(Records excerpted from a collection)
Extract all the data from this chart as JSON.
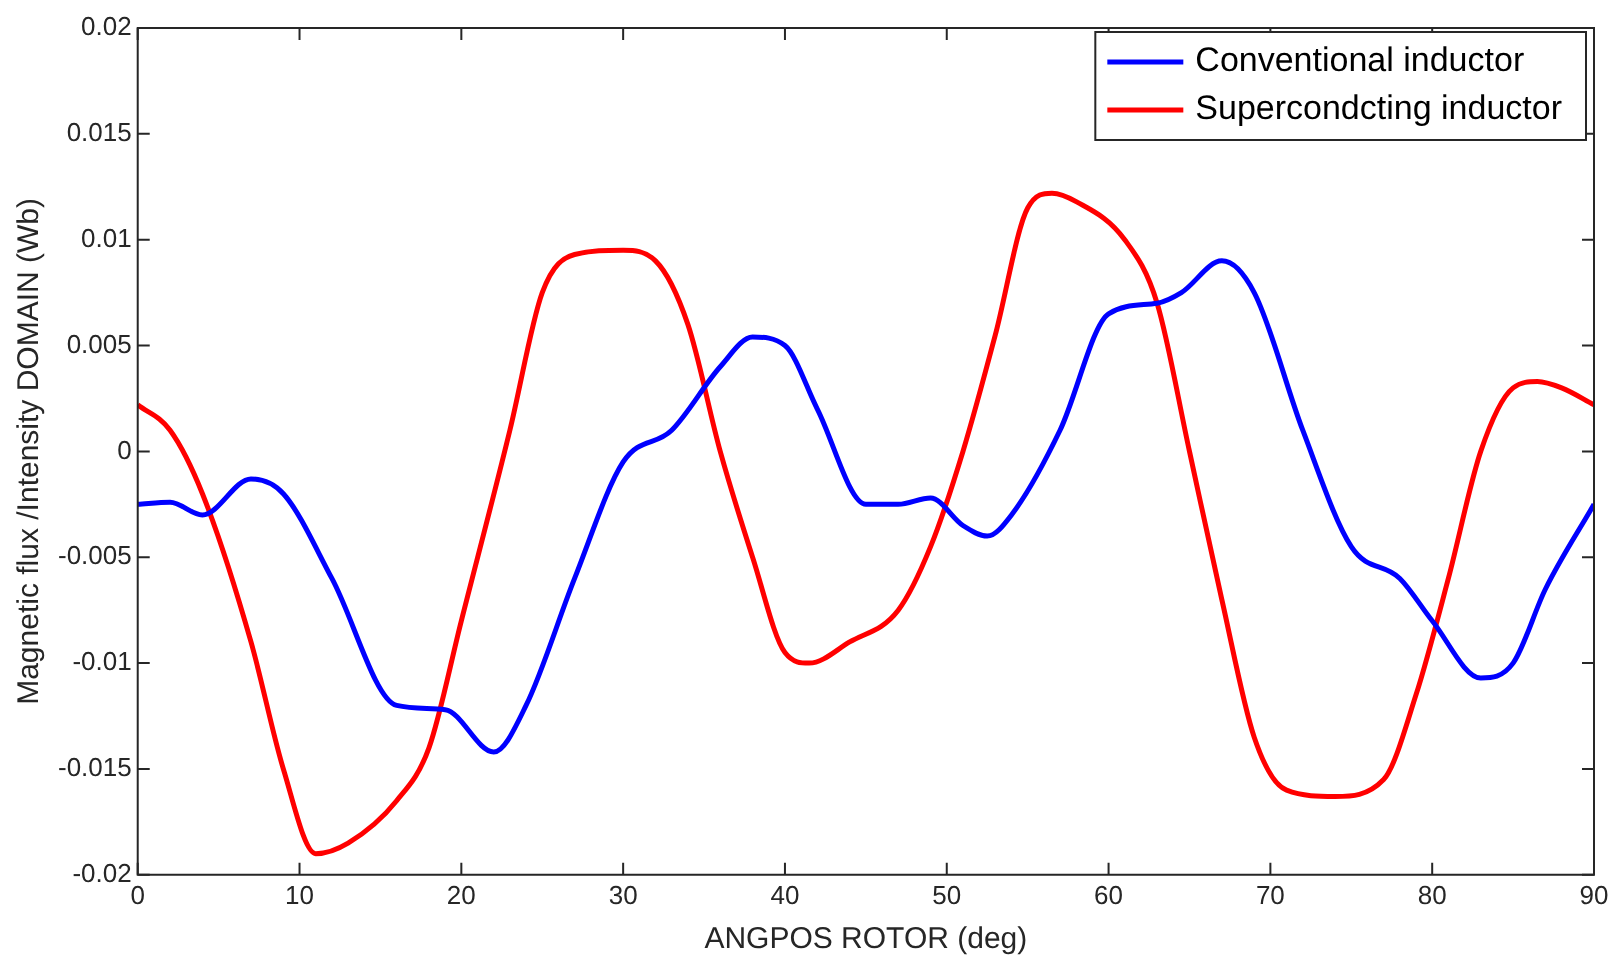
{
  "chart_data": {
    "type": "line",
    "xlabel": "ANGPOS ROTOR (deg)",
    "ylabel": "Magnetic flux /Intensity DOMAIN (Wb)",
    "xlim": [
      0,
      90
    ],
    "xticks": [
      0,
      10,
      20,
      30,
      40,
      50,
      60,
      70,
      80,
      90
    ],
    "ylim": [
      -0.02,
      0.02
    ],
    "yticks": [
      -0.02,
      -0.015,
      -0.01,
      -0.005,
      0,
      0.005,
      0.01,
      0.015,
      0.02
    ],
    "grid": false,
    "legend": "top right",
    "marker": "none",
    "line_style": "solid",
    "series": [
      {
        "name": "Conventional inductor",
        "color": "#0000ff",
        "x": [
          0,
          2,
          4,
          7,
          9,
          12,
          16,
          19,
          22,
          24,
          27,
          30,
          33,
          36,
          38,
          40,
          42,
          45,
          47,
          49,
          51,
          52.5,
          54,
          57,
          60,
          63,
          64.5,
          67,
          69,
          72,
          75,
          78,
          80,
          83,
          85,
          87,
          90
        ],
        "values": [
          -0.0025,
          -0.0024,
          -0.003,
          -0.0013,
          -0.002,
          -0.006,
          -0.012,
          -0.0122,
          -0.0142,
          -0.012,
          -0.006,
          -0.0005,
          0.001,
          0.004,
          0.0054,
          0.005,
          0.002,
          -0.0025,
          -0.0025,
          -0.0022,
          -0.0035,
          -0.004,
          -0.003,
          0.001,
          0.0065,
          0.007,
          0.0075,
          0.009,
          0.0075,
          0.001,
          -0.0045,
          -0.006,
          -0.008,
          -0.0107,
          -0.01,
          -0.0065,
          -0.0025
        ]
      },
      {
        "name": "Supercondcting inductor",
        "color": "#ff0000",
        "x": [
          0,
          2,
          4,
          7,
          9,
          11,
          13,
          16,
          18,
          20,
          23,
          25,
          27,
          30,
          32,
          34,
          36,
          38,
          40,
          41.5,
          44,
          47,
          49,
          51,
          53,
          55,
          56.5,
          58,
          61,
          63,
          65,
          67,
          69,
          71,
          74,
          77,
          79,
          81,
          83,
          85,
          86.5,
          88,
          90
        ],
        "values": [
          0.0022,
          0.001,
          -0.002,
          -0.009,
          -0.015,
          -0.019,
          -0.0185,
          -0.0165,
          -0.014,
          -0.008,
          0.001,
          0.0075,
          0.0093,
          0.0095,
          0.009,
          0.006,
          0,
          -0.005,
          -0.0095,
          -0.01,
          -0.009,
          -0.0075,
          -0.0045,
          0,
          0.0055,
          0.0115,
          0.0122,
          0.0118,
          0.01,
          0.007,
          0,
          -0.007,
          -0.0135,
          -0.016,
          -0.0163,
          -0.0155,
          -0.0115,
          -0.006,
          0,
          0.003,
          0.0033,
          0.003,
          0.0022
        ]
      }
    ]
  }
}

» **DO THIS**
Transcribe each line above verbatim, with the pictures left out.

» **RESULT FOR THIS TASK**
Extract all the data from this chart as JSON.
{
  "chart_data": {
    "type": "line",
    "xlabel": "ANGPOS ROTOR (deg)",
    "ylabel": "Magnetic flux /Intensity DOMAIN (Wb)",
    "xlim": [
      0,
      90
    ],
    "xticks": [
      0,
      10,
      20,
      30,
      40,
      50,
      60,
      70,
      80,
      90
    ],
    "ylim": [
      -0.02,
      0.02
    ],
    "yticks": [
      -0.02,
      -0.015,
      -0.01,
      -0.005,
      0,
      0.005,
      0.01,
      0.015,
      0.02
    ],
    "grid": false,
    "legend": "top right",
    "marker": "none",
    "line_style": "solid",
    "series": [
      {
        "name": "Conventional inductor",
        "color": "#0000ff",
        "x": [
          0,
          2,
          4,
          7,
          9,
          12,
          16,
          19,
          22,
          24,
          27,
          30,
          33,
          36,
          38,
          40,
          42,
          45,
          47,
          49,
          51,
          52.5,
          54,
          57,
          60,
          63,
          64.5,
          67,
          69,
          72,
          75,
          78,
          80,
          83,
          85,
          87,
          90
        ],
        "values": [
          -0.0025,
          -0.0024,
          -0.003,
          -0.0013,
          -0.002,
          -0.006,
          -0.012,
          -0.0122,
          -0.0142,
          -0.012,
          -0.006,
          -0.0005,
          0.001,
          0.004,
          0.0054,
          0.005,
          0.002,
          -0.0025,
          -0.0025,
          -0.0022,
          -0.0035,
          -0.004,
          -0.003,
          0.001,
          0.0065,
          0.007,
          0.0075,
          0.009,
          0.0075,
          0.001,
          -0.0045,
          -0.006,
          -0.008,
          -0.0107,
          -0.01,
          -0.0065,
          -0.0025
        ]
      },
      {
        "name": "Supercondcting inductor",
        "color": "#ff0000",
        "x": [
          0,
          2,
          4,
          7,
          9,
          11,
          13,
          16,
          18,
          20,
          23,
          25,
          27,
          30,
          32,
          34,
          36,
          38,
          40,
          41.5,
          44,
          47,
          49,
          51,
          53,
          55,
          56.5,
          58,
          61,
          63,
          65,
          67,
          69,
          71,
          74,
          77,
          79,
          81,
          83,
          85,
          86.5,
          88,
          90
        ],
        "values": [
          0.0022,
          0.001,
          -0.002,
          -0.009,
          -0.015,
          -0.019,
          -0.0185,
          -0.0165,
          -0.014,
          -0.008,
          0.001,
          0.0075,
          0.0093,
          0.0095,
          0.009,
          0.006,
          0,
          -0.005,
          -0.0095,
          -0.01,
          -0.009,
          -0.0075,
          -0.0045,
          0,
          0.0055,
          0.0115,
          0.0122,
          0.0118,
          0.01,
          0.007,
          0,
          -0.007,
          -0.0135,
          -0.016,
          -0.0163,
          -0.0155,
          -0.0115,
          -0.006,
          0,
          0.003,
          0.0033,
          0.003,
          0.0022
        ]
      }
    ]
  }
}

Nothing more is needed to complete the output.